▶ _Document segment_
Start of Block
Ghost towns of the Web

Bot-driven traffic to bogus Web publishers is a blight on the online advertising economy. Can our phones save us?

Published March 20, 2013 5:31PM (EDT)

    (flickr/pascalbovet.com/Salon)
(flickr/pascalbovet.com/Salon)

In this week's installment of slimy games that scamster Web publishers play, AdWeek's Mike Shields delivers a fascinating bit of reporting that fully delivers on its great headline: "Meet the Most Suspect Publishers on the Web: The rise of ghost sites, where traffic is huge but humans are few."

It's a lesson in state-of-the-art online flimflam, the generation of billions of advertising impressions and clicks through bot-generated traffic.

Increasingly, digital agencies and buy-side technology firms are seeing massive traffic and audience spikes from groups of Web publishers few people have ever heard of. These sites -- billed as legitimate media properties -- are built to look authentic on the surface, with generic, nonalarm-sounding content. But after digging deeper, it becomes evident that very little of these sites' audiences are real people. Yet big name advertisers are spending millions trying to reach engaged users on these properties.
End of Block
[Stored records]
Start of Block
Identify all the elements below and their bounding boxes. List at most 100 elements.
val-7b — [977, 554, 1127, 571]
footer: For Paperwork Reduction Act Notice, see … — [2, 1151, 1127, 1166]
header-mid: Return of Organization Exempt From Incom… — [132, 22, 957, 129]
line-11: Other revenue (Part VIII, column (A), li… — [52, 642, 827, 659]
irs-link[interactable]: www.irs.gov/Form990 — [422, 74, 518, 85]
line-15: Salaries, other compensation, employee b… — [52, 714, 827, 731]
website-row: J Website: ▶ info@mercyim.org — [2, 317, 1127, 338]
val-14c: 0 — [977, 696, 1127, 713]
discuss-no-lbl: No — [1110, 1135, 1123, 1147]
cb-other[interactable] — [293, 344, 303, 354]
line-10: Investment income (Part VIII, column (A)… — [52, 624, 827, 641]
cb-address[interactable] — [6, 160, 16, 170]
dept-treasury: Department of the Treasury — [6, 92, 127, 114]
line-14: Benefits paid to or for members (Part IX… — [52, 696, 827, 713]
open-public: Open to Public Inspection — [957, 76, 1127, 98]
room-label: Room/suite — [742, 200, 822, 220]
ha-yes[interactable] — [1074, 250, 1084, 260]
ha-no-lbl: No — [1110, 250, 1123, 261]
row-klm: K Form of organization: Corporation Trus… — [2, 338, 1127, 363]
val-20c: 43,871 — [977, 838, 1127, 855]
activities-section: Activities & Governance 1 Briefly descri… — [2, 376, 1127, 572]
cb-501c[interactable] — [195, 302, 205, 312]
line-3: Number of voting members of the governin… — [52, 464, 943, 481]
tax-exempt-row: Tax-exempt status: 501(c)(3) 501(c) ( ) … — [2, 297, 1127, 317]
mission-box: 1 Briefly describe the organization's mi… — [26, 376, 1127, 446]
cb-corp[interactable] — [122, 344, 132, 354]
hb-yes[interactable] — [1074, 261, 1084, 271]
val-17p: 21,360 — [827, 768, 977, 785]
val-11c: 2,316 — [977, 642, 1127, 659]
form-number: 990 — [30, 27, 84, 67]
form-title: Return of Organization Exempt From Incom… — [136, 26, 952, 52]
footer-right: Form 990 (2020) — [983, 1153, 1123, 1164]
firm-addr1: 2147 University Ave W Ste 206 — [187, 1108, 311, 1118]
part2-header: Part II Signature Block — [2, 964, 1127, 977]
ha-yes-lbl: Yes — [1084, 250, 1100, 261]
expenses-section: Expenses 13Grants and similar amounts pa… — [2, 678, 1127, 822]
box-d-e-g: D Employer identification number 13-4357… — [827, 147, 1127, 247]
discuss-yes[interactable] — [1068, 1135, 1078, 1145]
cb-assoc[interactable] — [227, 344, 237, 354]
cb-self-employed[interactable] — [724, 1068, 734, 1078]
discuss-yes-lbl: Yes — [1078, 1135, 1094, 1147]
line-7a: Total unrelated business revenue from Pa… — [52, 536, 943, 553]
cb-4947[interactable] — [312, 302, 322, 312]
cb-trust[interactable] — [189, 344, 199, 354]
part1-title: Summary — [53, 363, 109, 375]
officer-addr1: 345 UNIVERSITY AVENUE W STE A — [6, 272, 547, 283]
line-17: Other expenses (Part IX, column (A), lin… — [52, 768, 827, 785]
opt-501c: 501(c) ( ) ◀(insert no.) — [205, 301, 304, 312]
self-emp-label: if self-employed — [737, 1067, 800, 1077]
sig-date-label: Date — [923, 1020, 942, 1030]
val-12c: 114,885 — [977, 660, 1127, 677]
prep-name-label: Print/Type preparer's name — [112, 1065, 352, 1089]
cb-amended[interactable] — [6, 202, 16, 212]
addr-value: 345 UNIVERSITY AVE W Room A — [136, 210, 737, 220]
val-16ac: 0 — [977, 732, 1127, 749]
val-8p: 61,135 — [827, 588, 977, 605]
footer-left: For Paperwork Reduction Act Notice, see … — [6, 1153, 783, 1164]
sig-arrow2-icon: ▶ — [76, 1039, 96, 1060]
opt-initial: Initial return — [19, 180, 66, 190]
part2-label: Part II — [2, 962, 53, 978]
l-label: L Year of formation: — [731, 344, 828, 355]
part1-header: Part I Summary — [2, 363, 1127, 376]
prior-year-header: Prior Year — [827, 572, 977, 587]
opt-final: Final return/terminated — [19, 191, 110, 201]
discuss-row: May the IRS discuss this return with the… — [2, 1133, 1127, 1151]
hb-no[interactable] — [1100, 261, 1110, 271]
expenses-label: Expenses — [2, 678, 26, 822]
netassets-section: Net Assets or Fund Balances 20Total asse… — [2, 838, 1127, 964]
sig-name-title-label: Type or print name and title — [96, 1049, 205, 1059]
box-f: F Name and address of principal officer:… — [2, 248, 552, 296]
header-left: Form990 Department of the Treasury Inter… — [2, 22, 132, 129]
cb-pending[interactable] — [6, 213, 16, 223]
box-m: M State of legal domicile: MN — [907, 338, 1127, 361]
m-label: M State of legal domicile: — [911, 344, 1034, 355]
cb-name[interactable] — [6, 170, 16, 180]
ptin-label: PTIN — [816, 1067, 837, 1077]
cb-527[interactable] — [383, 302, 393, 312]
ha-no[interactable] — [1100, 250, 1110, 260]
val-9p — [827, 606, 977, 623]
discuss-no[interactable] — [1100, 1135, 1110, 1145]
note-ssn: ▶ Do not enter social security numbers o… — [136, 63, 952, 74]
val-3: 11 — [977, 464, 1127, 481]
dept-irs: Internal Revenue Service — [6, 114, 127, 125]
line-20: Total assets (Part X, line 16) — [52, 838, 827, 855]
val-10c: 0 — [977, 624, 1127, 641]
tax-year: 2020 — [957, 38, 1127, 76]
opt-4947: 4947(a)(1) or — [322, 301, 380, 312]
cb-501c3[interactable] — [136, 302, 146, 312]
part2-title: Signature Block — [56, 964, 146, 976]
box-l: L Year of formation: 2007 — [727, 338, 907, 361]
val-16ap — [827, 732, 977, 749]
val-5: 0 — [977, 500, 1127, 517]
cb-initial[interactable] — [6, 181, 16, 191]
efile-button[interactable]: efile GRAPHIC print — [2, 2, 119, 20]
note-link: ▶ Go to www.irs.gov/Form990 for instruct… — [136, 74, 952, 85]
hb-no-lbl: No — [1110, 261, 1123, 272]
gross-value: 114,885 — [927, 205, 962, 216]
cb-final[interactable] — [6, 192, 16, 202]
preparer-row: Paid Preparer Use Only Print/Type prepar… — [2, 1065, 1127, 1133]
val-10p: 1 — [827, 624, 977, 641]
End of Block
▶ _Exercise details_
Answer these questions from the article on ghost towns of the Web:
1. On what date was the article published?
2. Which reporter and publication produced the reporting the article discusses?
3. What kind of content do the suspect sites use to appear authentic?
Answer using only the article.

▶ _Response_
1. March 20, 2013
2. Mike Shields of AdWeek
3. Generic, nonalarm-sounding content